- What this task involves -
Extract every line that contains the word "instance".

Collected data entries
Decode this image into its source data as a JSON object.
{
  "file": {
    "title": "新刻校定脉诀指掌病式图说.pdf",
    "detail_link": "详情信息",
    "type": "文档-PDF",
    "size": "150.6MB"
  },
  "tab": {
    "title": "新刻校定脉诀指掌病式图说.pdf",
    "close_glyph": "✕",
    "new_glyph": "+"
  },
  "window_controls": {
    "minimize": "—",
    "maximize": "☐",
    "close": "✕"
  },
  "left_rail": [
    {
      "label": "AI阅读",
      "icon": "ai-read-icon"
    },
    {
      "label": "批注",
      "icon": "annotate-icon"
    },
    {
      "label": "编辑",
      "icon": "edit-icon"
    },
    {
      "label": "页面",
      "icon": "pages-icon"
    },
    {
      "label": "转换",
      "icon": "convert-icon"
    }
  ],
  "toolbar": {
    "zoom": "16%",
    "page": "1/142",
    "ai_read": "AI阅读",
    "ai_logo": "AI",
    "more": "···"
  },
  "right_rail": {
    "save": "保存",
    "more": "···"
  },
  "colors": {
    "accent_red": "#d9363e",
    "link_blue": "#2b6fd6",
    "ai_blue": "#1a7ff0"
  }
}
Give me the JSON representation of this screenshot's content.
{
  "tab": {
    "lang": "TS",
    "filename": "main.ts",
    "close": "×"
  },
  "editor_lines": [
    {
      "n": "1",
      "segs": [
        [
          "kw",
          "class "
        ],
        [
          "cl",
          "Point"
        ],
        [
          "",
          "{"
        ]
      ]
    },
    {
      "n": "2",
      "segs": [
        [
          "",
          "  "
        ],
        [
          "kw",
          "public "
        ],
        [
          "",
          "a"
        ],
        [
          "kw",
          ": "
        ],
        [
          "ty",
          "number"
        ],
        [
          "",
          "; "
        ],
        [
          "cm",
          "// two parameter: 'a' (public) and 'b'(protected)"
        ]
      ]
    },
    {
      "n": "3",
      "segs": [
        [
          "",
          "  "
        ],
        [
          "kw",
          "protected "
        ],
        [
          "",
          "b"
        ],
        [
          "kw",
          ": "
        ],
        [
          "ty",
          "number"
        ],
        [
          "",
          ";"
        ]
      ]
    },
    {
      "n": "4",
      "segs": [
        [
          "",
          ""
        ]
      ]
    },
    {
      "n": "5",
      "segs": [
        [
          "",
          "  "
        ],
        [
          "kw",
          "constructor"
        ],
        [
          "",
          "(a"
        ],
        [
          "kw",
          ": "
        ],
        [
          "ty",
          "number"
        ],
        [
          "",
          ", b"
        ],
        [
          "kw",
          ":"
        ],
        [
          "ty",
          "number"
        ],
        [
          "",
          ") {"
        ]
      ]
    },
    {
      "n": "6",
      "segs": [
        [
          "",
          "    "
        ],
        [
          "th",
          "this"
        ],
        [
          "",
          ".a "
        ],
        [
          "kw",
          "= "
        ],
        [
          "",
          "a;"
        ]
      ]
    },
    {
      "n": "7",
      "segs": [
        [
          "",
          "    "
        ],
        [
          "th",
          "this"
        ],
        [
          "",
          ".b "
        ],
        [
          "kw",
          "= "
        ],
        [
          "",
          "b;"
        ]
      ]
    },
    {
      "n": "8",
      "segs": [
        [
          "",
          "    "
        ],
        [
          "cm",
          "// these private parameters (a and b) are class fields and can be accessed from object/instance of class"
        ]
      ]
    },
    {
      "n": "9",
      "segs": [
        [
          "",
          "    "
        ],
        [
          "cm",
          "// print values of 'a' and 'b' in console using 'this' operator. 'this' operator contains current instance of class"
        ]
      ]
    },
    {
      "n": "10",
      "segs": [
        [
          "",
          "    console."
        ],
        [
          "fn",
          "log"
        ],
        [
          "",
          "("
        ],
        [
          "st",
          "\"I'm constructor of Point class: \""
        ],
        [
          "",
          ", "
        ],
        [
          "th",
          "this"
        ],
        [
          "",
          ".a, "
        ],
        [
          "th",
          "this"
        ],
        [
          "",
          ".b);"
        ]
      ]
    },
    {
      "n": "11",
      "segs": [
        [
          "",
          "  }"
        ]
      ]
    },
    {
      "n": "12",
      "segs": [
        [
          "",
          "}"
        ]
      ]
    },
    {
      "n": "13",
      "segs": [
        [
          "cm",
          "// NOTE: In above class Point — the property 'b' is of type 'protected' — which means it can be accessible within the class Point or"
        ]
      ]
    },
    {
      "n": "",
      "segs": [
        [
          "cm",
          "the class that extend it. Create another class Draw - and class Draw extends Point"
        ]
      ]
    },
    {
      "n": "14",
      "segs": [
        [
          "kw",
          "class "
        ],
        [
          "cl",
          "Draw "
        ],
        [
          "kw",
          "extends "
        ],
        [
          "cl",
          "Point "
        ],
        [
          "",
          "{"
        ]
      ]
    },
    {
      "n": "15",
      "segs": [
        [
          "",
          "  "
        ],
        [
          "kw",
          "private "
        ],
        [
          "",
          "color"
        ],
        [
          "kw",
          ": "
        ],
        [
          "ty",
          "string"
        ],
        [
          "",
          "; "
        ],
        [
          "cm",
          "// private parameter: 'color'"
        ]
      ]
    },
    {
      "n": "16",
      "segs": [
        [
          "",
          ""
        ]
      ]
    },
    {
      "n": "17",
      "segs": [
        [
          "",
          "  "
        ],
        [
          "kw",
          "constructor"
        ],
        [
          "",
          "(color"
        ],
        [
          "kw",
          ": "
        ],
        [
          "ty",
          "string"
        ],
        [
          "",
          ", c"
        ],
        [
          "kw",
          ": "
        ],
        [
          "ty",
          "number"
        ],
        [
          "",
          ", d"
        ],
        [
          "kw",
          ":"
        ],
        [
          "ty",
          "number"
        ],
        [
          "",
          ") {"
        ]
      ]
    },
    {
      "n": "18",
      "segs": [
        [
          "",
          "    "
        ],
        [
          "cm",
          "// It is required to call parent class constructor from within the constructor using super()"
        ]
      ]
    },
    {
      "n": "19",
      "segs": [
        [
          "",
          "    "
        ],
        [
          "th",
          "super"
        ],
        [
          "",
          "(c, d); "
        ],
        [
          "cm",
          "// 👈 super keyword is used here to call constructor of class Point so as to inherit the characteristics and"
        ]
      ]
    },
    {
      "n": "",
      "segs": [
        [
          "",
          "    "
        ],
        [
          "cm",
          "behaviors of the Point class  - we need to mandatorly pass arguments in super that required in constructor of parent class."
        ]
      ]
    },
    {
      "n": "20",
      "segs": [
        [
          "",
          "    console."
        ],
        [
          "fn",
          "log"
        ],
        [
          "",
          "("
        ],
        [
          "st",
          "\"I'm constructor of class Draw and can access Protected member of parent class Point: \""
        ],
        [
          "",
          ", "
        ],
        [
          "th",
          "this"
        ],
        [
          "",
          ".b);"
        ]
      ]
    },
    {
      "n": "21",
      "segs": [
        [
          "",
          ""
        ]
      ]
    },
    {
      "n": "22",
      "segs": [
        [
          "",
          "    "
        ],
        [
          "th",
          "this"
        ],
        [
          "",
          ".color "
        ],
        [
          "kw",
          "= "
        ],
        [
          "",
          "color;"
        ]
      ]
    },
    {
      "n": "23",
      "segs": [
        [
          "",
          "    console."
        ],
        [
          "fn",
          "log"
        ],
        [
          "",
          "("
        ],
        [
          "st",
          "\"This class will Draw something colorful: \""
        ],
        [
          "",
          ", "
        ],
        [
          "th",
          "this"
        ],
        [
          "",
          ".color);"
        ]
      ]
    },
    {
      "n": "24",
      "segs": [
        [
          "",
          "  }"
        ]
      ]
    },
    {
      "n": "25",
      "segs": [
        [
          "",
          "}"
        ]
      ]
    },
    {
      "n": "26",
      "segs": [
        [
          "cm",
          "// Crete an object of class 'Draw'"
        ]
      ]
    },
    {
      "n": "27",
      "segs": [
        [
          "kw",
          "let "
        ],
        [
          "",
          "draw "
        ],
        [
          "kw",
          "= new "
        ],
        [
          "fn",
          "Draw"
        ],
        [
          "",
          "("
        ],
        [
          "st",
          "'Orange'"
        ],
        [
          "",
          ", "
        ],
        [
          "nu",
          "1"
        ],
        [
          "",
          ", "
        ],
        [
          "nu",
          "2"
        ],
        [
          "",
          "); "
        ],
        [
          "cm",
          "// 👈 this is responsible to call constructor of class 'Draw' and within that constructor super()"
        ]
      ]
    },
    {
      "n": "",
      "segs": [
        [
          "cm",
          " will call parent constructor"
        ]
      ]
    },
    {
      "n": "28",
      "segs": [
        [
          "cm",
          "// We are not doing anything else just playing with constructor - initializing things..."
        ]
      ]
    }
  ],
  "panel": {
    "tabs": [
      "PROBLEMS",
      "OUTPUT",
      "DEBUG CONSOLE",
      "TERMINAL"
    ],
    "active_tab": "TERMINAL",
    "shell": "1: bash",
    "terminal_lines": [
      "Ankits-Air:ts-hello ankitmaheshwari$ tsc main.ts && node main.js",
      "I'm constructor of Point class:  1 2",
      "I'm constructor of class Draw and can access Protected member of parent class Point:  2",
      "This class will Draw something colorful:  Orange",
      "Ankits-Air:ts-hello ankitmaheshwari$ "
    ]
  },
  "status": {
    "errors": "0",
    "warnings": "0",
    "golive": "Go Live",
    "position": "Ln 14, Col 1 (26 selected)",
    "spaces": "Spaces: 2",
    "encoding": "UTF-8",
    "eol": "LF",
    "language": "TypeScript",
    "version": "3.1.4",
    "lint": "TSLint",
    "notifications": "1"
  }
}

- Correct response -
          "// these private parameters (a and b) are class fields and can be accessed from object/instance of class"
          "// print values of 'a' and 'b' in console using 'this' operator. 'this' operator contains current instance of class"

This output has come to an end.